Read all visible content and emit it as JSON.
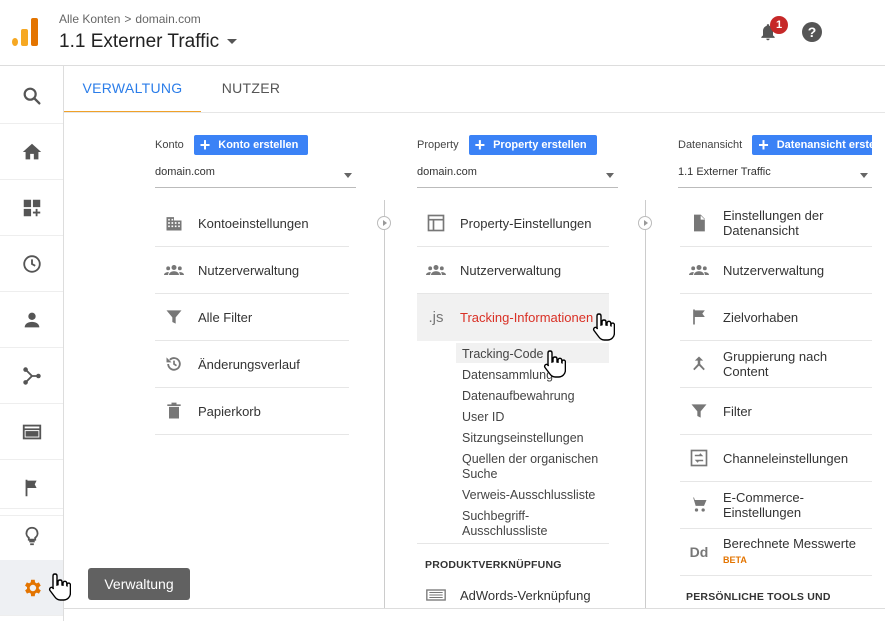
{
  "header": {
    "breadcrumb_root": "Alle Konten",
    "breadcrumb_sep": ">",
    "breadcrumb_account": "domain.com",
    "view_title": "1.1 Externer Traffic",
    "notification_count": "1",
    "help_label": "?"
  },
  "tabs": [
    {
      "label": "VERWALTUNG"
    },
    {
      "label": "NUTZER"
    }
  ],
  "columns": {
    "account": {
      "heading": "Konto",
      "create_label": "Konto erstellen",
      "selected": "domain.com",
      "items": [
        {
          "label": "Kontoeinstellungen",
          "icon": "building-icon"
        },
        {
          "label": "Nutzerverwaltung",
          "icon": "people-icon"
        },
        {
          "label": "Alle Filter",
          "icon": "filter-icon"
        },
        {
          "label": "Änderungsverlauf",
          "icon": "history-icon"
        },
        {
          "label": "Papierkorb",
          "icon": "trash-icon"
        }
      ]
    },
    "property": {
      "heading": "Property",
      "create_label": "Property erstellen",
      "selected": "domain.com",
      "items": [
        {
          "label": "Property-Einstellungen",
          "icon": "window-icon"
        },
        {
          "label": "Nutzerverwaltung",
          "icon": "people-icon"
        },
        {
          "label": "Tracking-Informationen",
          "icon": "js-icon",
          "js_text": ".js"
        }
      ],
      "tracking_sub": [
        "Tracking-Code",
        "Datensammlung",
        "Datenaufbewahrung",
        "User ID",
        "Sitzungseinstellungen",
        "Quellen der organischen Suche",
        "Verweis-Ausschlussliste",
        "Suchbegriff-Ausschlussliste"
      ],
      "section_title": "PRODUKTVERKNÜPFUNG",
      "link_item": "AdWords-Verknüpfung"
    },
    "view": {
      "heading": "Datenansicht",
      "create_label": "Datenansicht erstellen",
      "selected": "1.1 Externer Traffic",
      "items": [
        {
          "label": "Einstellungen der Datenansicht",
          "icon": "document-icon"
        },
        {
          "label": "Nutzerverwaltung",
          "icon": "people-icon"
        },
        {
          "label": "Zielvorhaben",
          "icon": "flag-icon"
        },
        {
          "label": "Gruppierung nach Content",
          "icon": "merge-icon"
        },
        {
          "label": "Filter",
          "icon": "filter-icon"
        },
        {
          "label": "Channeleinstellungen",
          "icon": "channel-icon"
        },
        {
          "label": "E-Commerce-Einstellungen",
          "icon": "cart-icon"
        },
        {
          "label": "Berechnete Messwerte",
          "icon": "dd-icon",
          "badge": "BETA",
          "dd_text": "Dd"
        }
      ],
      "section_title": "PERSÖNLICHE TOOLS UND"
    }
  },
  "tooltip": "Verwaltung",
  "colors": {
    "accent_blue": "#3b82f6",
    "tab_active": "#2b7de9",
    "tab_underline": "#f0a128",
    "link_red": "#d93025",
    "admin_gear": "#e37400"
  }
}
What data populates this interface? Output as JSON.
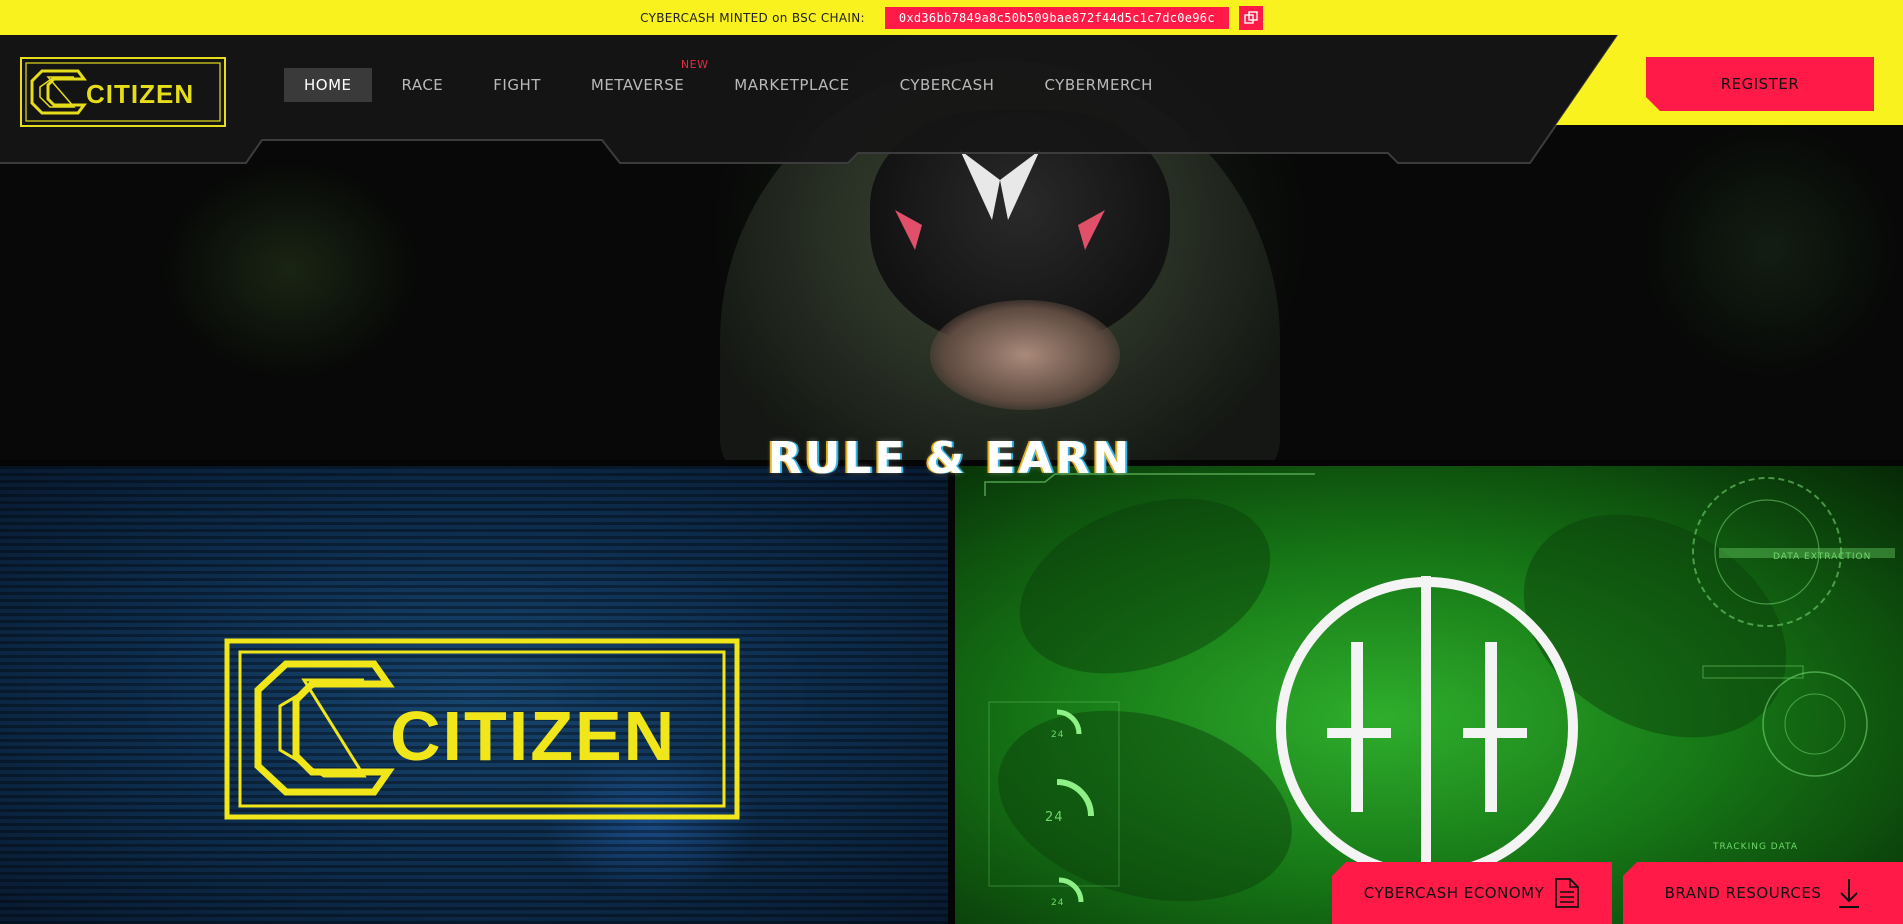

**EXERCISE DETAILS**.
Each entry above should be reproduced exactly, with the pictures removed.

**EXERCISE OUTPUT**.
Read all visible content and emit it as JSON.
{
  "header": {
    "breadcrumb_root": "Alle Konten",
    "breadcrumb_sep": ">",
    "breadcrumb_account": "domain.com",
    "view_title": "1.1 Externer Traffic",
    "notification_count": "1",
    "help_label": "?"
  },
  "tabs": [
    {
      "label": "VERWALTUNG"
    },
    {
      "label": "NUTZER"
    }
  ],
  "columns": {
    "account": {
      "heading": "Konto",
      "create_label": "Konto erstellen",
      "selected": "domain.com",
      "items": [
        {
          "label": "Kontoeinstellungen",
          "icon": "building-icon"
        },
        {
          "label": "Nutzerverwaltung",
          "icon": "people-icon"
        },
        {
          "label": "Alle Filter",
          "icon": "filter-icon"
        },
        {
          "label": "Änderungsverlauf",
          "icon": "history-icon"
        },
        {
          "label": "Papierkorb",
          "icon": "trash-icon"
        }
      ]
    },
    "property": {
      "heading": "Property",
      "create_label": "Property erstellen",
      "selected": "domain.com",
      "items": [
        {
          "label": "Property-Einstellungen",
          "icon": "window-icon"
        },
        {
          "label": "Nutzerverwaltung",
          "icon": "people-icon"
        },
        {
          "label": "Tracking-Informationen",
          "icon": "js-icon",
          "js_text": ".js"
        }
      ],
      "tracking_sub": [
        "Tracking-Code",
        "Datensammlung",
        "Datenaufbewahrung",
        "User ID",
        "Sitzungseinstellungen",
        "Quellen der organischen Suche",
        "Verweis-Ausschlussliste",
        "Suchbegriff-Ausschlussliste"
      ],
      "section_title": "PRODUKTVERKNÜPFUNG",
      "link_item": "AdWords-Verknüpfung"
    },
    "view": {
      "heading": "Datenansicht",
      "create_label": "Datenansicht erstellen",
      "selected": "1.1 Externer Traffic",
      "items": [
        {
          "label": "Einstellungen der Datenansicht",
          "icon": "document-icon"
        },
        {
          "label": "Nutzerverwaltung",
          "icon": "people-icon"
        },
        {
          "label": "Zielvorhaben",
          "icon": "flag-icon"
        },
        {
          "label": "Gruppierung nach Content",
          "icon": "merge-icon"
        },
        {
          "label": "Filter",
          "icon": "filter-icon"
        },
        {
          "label": "Channeleinstellungen",
          "icon": "channel-icon"
        },
        {
          "label": "E-Commerce-Einstellungen",
          "icon": "cart-icon"
        },
        {
          "label": "Berechnete Messwerte",
          "icon": "dd-icon",
          "badge": "BETA",
          "dd_text": "Dd"
        }
      ],
      "section_title": "PERSÖNLICHE TOOLS UND"
    }
  },
  "tooltip": "Verwaltung",
  "colors": {
    "accent_blue": "#3b82f6",
    "tab_active": "#2b7de9",
    "tab_underline": "#f0a128",
    "link_red": "#d93025",
    "admin_gear": "#e37400"
  }
}
What data populates this interface? Output as JSON.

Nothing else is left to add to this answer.